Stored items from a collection

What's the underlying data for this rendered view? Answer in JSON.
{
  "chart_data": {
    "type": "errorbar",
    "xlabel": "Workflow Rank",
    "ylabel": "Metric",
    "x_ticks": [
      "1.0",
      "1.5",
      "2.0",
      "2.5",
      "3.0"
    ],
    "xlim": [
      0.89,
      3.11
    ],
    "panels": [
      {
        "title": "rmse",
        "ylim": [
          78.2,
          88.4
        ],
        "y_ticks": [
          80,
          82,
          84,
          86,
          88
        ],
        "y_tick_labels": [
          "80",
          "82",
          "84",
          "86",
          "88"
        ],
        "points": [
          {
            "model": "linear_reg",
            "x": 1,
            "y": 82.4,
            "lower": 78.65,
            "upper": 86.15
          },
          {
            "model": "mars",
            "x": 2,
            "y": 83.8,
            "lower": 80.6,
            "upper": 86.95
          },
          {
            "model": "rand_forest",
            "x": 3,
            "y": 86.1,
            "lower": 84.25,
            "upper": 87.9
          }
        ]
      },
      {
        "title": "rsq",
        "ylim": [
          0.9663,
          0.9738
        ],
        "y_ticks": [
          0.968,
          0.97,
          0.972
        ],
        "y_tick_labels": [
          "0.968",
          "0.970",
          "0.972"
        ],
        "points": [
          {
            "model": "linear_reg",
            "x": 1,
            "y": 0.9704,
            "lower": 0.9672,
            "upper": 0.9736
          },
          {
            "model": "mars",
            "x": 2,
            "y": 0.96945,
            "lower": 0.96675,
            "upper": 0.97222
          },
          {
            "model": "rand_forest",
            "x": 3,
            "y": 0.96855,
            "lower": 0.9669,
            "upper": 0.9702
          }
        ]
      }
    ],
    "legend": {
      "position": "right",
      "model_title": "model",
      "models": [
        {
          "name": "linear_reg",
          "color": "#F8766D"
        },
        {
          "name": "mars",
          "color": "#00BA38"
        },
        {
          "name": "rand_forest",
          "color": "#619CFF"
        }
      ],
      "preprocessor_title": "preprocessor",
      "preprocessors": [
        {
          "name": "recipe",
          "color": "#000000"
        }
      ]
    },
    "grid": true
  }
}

| Work to complete |
Every entry above needs to be quoted exactly.

| Task output |
What's the underlying data for this rendered view? Answer in JSON.
{
  "chart_data": {
    "type": "errorbar",
    "xlabel": "Workflow Rank",
    "ylabel": "Metric",
    "x_ticks": [
      "1.0",
      "1.5",
      "2.0",
      "2.5",
      "3.0"
    ],
    "xlim": [
      0.89,
      3.11
    ],
    "panels": [
      {
        "title": "rmse",
        "ylim": [
          78.2,
          88.4
        ],
        "y_ticks": [
          80,
          82,
          84,
          86,
          88
        ],
        "y_tick_labels": [
          "80",
          "82",
          "84",
          "86",
          "88"
        ],
        "points": [
          {
            "model": "linear_reg",
            "x": 1,
            "y": 82.4,
            "lower": 78.65,
            "upper": 86.15
          },
          {
            "model": "mars",
            "x": 2,
            "y": 83.8,
            "lower": 80.6,
            "upper": 86.95
          },
          {
            "model": "rand_forest",
            "x": 3,
            "y": 86.1,
            "lower": 84.25,
            "upper": 87.9
          }
        ]
      },
      {
        "title": "rsq",
        "ylim": [
          0.9663,
          0.9738
        ],
        "y_ticks": [
          0.968,
          0.97,
          0.972
        ],
        "y_tick_labels": [
          "0.968",
          "0.970",
          "0.972"
        ],
        "points": [
          {
            "model": "linear_reg",
            "x": 1,
            "y": 0.9704,
            "lower": 0.9672,
            "upper": 0.9736
          },
          {
            "model": "mars",
            "x": 2,
            "y": 0.96945,
            "lower": 0.96675,
            "upper": 0.97222
          },
          {
            "model": "rand_forest",
            "x": 3,
            "y": 0.96855,
            "lower": 0.9669,
            "upper": 0.9702
          }
        ]
      }
    ],
    "legend": {
      "position": "right",
      "model_title": "model",
      "models": [
        {
          "name": "linear_reg",
          "color": "#F8766D"
        },
        {
          "name": "mars",
          "color": "#00BA38"
        },
        {
          "name": "rand_forest",
          "color": "#619CFF"
        }
      ],
      "preprocessor_title": "preprocessor",
      "preprocessors": [
        {
          "name": "recipe",
          "color": "#000000"
        }
      ]
    },
    "grid": true
  }
}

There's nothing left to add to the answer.